===== Recorded information

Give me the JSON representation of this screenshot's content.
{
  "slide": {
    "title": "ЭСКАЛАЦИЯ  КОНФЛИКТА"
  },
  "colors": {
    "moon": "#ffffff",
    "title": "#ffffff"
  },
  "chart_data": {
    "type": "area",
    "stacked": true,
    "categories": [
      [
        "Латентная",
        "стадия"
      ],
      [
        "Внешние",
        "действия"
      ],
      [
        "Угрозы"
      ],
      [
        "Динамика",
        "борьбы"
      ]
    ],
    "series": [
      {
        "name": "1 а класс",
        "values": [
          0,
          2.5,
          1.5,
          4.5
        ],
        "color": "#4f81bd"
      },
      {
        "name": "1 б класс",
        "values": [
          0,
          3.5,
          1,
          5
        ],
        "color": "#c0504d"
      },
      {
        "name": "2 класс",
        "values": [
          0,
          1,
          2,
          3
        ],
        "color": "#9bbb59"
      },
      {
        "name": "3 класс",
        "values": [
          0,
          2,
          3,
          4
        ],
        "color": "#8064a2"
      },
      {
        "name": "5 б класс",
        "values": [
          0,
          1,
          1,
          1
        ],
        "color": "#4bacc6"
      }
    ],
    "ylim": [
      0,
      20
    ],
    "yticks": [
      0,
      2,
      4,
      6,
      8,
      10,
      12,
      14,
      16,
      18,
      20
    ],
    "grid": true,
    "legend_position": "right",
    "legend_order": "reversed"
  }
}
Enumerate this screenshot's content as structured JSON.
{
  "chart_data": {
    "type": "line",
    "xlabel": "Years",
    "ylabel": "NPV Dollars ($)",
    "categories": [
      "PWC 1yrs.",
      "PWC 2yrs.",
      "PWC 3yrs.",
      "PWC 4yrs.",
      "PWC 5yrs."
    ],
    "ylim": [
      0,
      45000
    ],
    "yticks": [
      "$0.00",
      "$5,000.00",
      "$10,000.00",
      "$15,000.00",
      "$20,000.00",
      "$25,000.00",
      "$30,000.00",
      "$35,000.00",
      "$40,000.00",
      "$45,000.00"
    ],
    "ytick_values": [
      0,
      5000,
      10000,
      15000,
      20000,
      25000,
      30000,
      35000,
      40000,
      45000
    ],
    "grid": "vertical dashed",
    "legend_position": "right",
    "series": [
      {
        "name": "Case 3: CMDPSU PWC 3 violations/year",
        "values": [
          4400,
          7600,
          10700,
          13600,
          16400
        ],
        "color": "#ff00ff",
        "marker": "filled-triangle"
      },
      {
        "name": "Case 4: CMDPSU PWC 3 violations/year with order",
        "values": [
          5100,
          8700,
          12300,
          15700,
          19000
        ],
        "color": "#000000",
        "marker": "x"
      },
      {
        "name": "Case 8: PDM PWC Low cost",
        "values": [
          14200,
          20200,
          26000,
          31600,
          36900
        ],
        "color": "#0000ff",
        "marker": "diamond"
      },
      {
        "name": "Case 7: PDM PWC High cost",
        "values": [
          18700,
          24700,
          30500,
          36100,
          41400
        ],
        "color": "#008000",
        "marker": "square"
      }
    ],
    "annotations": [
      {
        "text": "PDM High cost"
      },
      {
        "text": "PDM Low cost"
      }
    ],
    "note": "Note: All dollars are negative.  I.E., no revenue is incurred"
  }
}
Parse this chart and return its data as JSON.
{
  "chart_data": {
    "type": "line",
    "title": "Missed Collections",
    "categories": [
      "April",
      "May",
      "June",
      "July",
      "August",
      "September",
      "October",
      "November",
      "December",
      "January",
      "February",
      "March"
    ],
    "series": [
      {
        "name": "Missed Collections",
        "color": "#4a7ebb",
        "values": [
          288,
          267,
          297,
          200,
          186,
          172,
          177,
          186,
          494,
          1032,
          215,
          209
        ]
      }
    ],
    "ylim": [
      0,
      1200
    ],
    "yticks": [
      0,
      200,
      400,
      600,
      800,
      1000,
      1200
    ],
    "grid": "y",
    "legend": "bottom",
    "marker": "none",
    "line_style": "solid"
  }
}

==========

- **What is required**:
Copy out the whole listing exactly.

- **Result of the task**:
Give me the JSON representation of this screenshot's content.
{
  "slide": {
    "title": "ЭСКАЛАЦИЯ  КОНФЛИКТА"
  },
  "colors": {
    "moon": "#ffffff",
    "title": "#ffffff"
  },
  "chart_data": {
    "type": "area",
    "stacked": true,
    "categories": [
      [
        "Латентная",
        "стадия"
      ],
      [
        "Внешние",
        "действия"
      ],
      [
        "Угрозы"
      ],
      [
        "Динамика",
        "борьбы"
      ]
    ],
    "series": [
      {
        "name": "1 а класс",
        "values": [
          0,
          2.5,
          1.5,
          4.5
        ],
        "color": "#4f81bd"
      },
      {
        "name": "1 б класс",
        "values": [
          0,
          3.5,
          1,
          5
        ],
        "color": "#c0504d"
      },
      {
        "name": "2 класс",
        "values": [
          0,
          1,
          2,
          3
        ],
        "color": "#9bbb59"
      },
      {
        "name": "3 класс",
        "values": [
          0,
          2,
          3,
          4
        ],
        "color": "#8064a2"
      },
      {
        "name": "5 б класс",
        "values": [
          0,
          1,
          1,
          1
        ],
        "color": "#4bacc6"
      }
    ],
    "ylim": [
      0,
      20
    ],
    "yticks": [
      0,
      2,
      4,
      6,
      8,
      10,
      12,
      14,
      16,
      18,
      20
    ],
    "grid": true,
    "legend_position": "right",
    "legend_order": "reversed"
  }
}
Enumerate this screenshot's content as structured JSON.
{
  "chart_data": {
    "type": "line",
    "xlabel": "Years",
    "ylabel": "NPV Dollars ($)",
    "categories": [
      "PWC 1yrs.",
      "PWC 2yrs.",
      "PWC 3yrs.",
      "PWC 4yrs.",
      "PWC 5yrs."
    ],
    "ylim": [
      0,
      45000
    ],
    "yticks": [
      "$0.00",
      "$5,000.00",
      "$10,000.00",
      "$15,000.00",
      "$20,000.00",
      "$25,000.00",
      "$30,000.00",
      "$35,000.00",
      "$40,000.00",
      "$45,000.00"
    ],
    "ytick_values": [
      0,
      5000,
      10000,
      15000,
      20000,
      25000,
      30000,
      35000,
      40000,
      45000
    ],
    "grid": "vertical dashed",
    "legend_position": "right",
    "series": [
      {
        "name": "Case 3: CMDPSU PWC 3 violations/year",
        "values": [
          4400,
          7600,
          10700,
          13600,
          16400
        ],
        "color": "#ff00ff",
        "marker": "filled-triangle"
      },
      {
        "name": "Case 4: CMDPSU PWC 3 violations/year with order",
        "values": [
          5100,
          8700,
          12300,
          15700,
          19000
        ],
        "color": "#000000",
        "marker": "x"
      },
      {
        "name": "Case 8: PDM PWC Low cost",
        "values": [
          14200,
          20200,
          26000,
          31600,
          36900
        ],
        "color": "#0000ff",
        "marker": "diamond"
      },
      {
        "name": "Case 7: PDM PWC High cost",
        "values": [
          18700,
          24700,
          30500,
          36100,
          41400
        ],
        "color": "#008000",
        "marker": "square"
      }
    ],
    "annotations": [
      {
        "text": "PDM High cost"
      },
      {
        "text": "PDM Low cost"
      }
    ],
    "note": "Note: All dollars are negative.  I.E., no revenue is incurred"
  }
}
Parse this chart and return its data as JSON.
{
  "chart_data": {
    "type": "line",
    "title": "Missed Collections",
    "categories": [
      "April",
      "May",
      "June",
      "July",
      "August",
      "September",
      "October",
      "November",
      "December",
      "January",
      "February",
      "March"
    ],
    "series": [
      {
        "name": "Missed Collections",
        "color": "#4a7ebb",
        "values": [
          288,
          267,
          297,
          200,
          186,
          172,
          177,
          186,
          494,
          1032,
          215,
          209
        ]
      }
    ],
    "ylim": [
      0,
      1200
    ],
    "yticks": [
      0,
      200,
      400,
      600,
      800,
      1000,
      1200
    ],
    "grid": "y",
    "legend": "bottom",
    "marker": "none",
    "line_style": "solid"
  }
}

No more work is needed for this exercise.